Stored data:
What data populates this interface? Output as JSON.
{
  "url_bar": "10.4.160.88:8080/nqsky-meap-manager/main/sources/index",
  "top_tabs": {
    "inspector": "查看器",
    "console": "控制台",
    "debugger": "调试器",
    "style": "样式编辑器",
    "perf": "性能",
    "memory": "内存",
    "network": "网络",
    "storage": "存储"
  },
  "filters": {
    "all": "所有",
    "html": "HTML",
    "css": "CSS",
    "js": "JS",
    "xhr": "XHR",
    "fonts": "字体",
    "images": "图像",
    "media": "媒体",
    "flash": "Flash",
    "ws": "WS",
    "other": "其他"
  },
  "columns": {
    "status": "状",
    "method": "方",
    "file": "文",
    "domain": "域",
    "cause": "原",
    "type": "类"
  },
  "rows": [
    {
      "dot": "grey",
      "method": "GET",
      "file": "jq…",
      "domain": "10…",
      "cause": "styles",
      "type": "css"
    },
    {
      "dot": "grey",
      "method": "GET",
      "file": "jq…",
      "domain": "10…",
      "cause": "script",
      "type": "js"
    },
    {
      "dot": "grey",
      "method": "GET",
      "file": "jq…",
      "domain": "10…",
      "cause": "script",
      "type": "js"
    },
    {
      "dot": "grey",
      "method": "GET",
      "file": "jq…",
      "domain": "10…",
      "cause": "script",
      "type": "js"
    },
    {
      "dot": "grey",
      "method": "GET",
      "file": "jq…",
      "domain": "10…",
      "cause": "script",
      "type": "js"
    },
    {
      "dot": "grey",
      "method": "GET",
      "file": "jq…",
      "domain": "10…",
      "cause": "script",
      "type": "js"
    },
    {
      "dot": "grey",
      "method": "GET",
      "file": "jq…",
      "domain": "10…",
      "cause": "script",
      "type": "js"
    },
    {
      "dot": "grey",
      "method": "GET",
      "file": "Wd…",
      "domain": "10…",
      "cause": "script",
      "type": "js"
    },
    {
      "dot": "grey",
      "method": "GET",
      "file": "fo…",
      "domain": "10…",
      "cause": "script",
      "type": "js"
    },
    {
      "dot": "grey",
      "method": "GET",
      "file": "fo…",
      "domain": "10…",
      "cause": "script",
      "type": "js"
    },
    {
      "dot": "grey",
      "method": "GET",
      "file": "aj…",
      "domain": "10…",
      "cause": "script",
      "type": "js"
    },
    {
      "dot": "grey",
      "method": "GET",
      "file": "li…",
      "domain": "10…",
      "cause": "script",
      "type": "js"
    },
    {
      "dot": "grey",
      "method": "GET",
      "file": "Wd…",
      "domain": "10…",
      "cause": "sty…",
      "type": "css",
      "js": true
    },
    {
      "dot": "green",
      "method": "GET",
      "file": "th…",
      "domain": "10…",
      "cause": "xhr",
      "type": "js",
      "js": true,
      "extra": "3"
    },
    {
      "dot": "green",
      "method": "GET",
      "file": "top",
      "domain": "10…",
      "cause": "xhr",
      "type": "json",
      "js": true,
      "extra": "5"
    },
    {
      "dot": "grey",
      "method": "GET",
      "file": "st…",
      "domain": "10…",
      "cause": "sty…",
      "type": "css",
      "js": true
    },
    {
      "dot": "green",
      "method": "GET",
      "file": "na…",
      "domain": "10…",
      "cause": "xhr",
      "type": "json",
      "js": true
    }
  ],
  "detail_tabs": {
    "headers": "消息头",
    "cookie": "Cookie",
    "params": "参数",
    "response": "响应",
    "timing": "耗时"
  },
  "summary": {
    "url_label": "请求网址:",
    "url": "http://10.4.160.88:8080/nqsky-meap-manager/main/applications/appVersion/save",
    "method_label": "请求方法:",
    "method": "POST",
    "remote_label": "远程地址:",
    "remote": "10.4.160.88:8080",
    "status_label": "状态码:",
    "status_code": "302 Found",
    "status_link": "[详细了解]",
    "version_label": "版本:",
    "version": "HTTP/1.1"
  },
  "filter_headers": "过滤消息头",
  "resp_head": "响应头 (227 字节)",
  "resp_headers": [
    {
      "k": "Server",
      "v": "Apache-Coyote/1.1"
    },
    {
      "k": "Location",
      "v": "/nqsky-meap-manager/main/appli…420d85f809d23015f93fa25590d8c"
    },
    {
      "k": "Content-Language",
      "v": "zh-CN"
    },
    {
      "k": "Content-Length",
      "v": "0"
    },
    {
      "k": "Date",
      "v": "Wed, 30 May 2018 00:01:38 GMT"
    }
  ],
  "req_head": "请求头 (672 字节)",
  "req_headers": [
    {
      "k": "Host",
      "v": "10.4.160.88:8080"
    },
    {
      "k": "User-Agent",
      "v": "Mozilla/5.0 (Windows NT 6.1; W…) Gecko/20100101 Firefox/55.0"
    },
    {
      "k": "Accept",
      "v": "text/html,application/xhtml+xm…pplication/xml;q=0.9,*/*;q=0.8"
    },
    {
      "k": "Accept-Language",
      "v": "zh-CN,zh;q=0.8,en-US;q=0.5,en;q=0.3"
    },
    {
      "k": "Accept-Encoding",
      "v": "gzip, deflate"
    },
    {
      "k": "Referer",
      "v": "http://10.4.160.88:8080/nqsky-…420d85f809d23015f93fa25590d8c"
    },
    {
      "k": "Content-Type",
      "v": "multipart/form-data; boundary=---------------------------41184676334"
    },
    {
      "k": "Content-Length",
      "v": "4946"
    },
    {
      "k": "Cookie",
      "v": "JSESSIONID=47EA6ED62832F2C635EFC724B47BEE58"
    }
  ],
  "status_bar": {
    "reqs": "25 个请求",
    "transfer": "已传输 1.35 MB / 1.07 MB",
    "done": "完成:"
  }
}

= DIRECTIVE =
Of the lines above, how many hold the string "nqsky"? Answer with only the number.

= COMPLETE ANSWER =
4